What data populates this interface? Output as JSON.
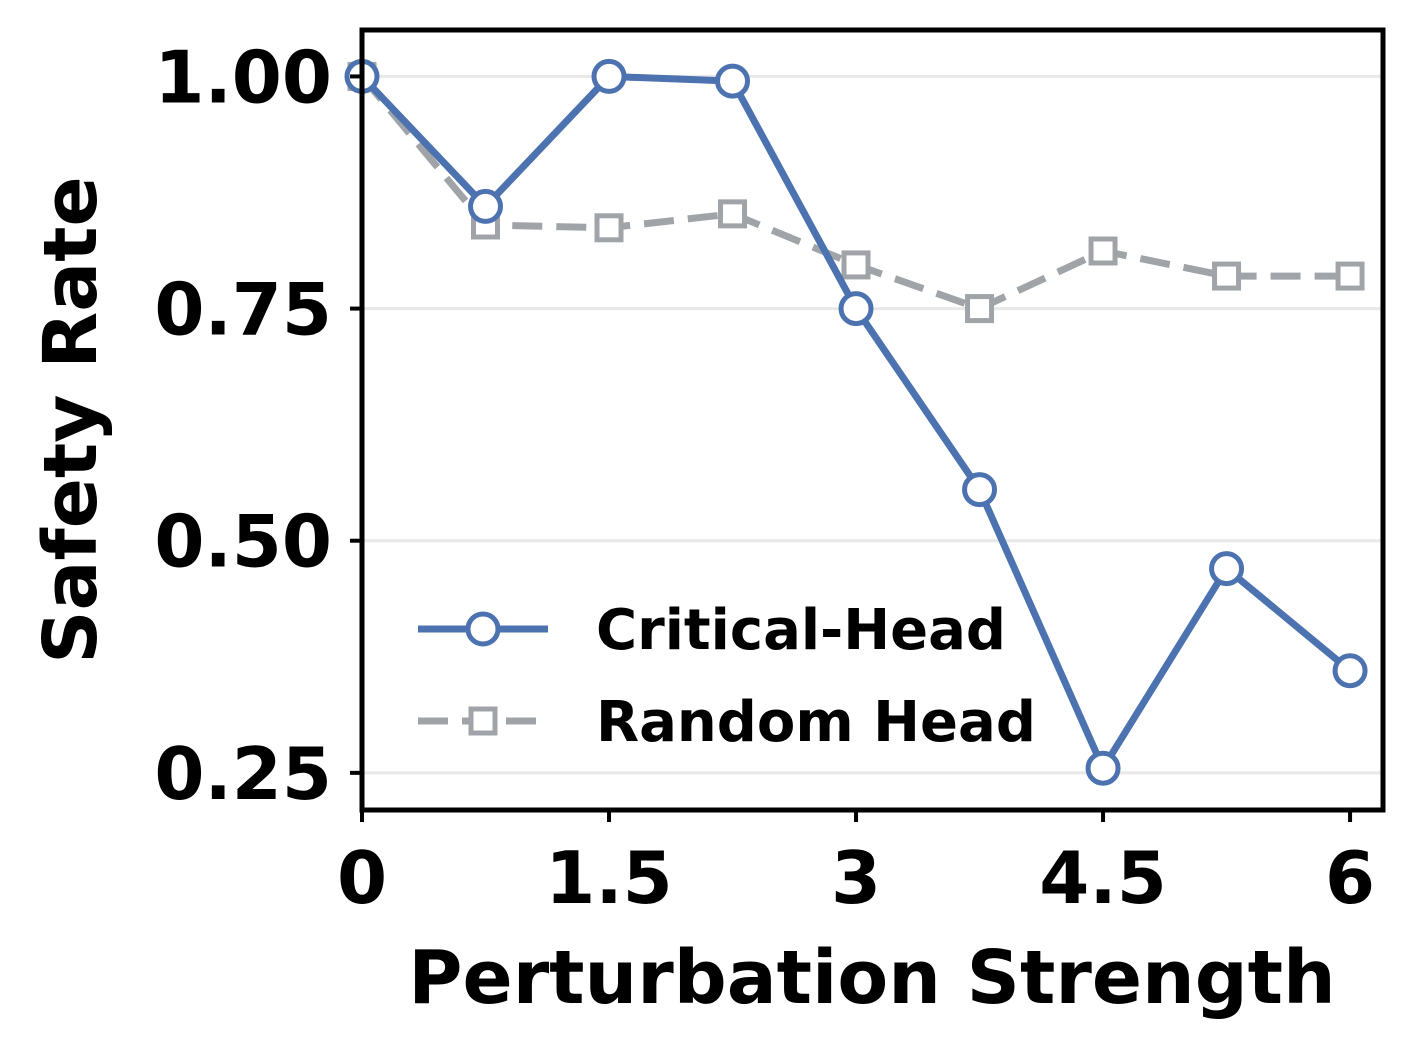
{
  "chart_data": {
    "type": "line",
    "title": "",
    "xlabel": "Perturbation Strength",
    "ylabel": "Safety Rate",
    "xlim": [
      0,
      6.2
    ],
    "ylim": [
      0.21,
      1.05
    ],
    "xticks": [
      0,
      1.5,
      3,
      4.5,
      6
    ],
    "xtick_labels": [
      "0",
      "1.5",
      "3",
      "4.5",
      "6"
    ],
    "yticks": [
      0.25,
      0.5,
      0.75,
      1.0
    ],
    "ytick_labels": [
      "0.25",
      "0.50",
      "0.75",
      "1.00"
    ],
    "grid": "horizontal",
    "legend_position": "lower-left",
    "series": [
      {
        "name": "Critical-Head",
        "color": "#4c72b0",
        "marker": "circle",
        "line_style": "solid",
        "x": [
          0,
          0.75,
          1.5,
          2.25,
          3.0,
          3.75,
          4.5,
          5.25,
          6.0
        ],
        "y": [
          1.0,
          0.86,
          1.0,
          0.995,
          0.75,
          0.555,
          0.255,
          0.47,
          0.36
        ]
      },
      {
        "name": "Random Head",
        "color": "#a0a4a9",
        "marker": "square",
        "line_style": "dashed",
        "x": [
          0,
          0.75,
          1.5,
          2.25,
          3.0,
          3.75,
          4.5,
          5.25,
          6.0
        ],
        "y": [
          1.0,
          0.84,
          0.837,
          0.852,
          0.797,
          0.75,
          0.812,
          0.785,
          0.785
        ]
      }
    ]
  }
}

━━━━━━━━━━━━━━━━━━━━━━━━━━━━━━

→ Written task:
Reproduce the records above exactly, leaving out every picture they contain.

→ Task result:
What data populates this interface? Output as JSON.
{
  "chart_data": {
    "type": "line",
    "title": "",
    "xlabel": "Perturbation Strength",
    "ylabel": "Safety Rate",
    "xlim": [
      0,
      6.2
    ],
    "ylim": [
      0.21,
      1.05
    ],
    "xticks": [
      0,
      1.5,
      3,
      4.5,
      6
    ],
    "xtick_labels": [
      "0",
      "1.5",
      "3",
      "4.5",
      "6"
    ],
    "yticks": [
      0.25,
      0.5,
      0.75,
      1.0
    ],
    "ytick_labels": [
      "0.25",
      "0.50",
      "0.75",
      "1.00"
    ],
    "grid": "horizontal",
    "legend_position": "lower-left",
    "series": [
      {
        "name": "Critical-Head",
        "color": "#4c72b0",
        "marker": "circle",
        "line_style": "solid",
        "x": [
          0,
          0.75,
          1.5,
          2.25,
          3.0,
          3.75,
          4.5,
          5.25,
          6.0
        ],
        "y": [
          1.0,
          0.86,
          1.0,
          0.995,
          0.75,
          0.555,
          0.255,
          0.47,
          0.36
        ]
      },
      {
        "name": "Random Head",
        "color": "#a0a4a9",
        "marker": "square",
        "line_style": "dashed",
        "x": [
          0,
          0.75,
          1.5,
          2.25,
          3.0,
          3.75,
          4.5,
          5.25,
          6.0
        ],
        "y": [
          1.0,
          0.84,
          0.837,
          0.852,
          0.797,
          0.75,
          0.812,
          0.785,
          0.785
        ]
      }
    ]
  }
}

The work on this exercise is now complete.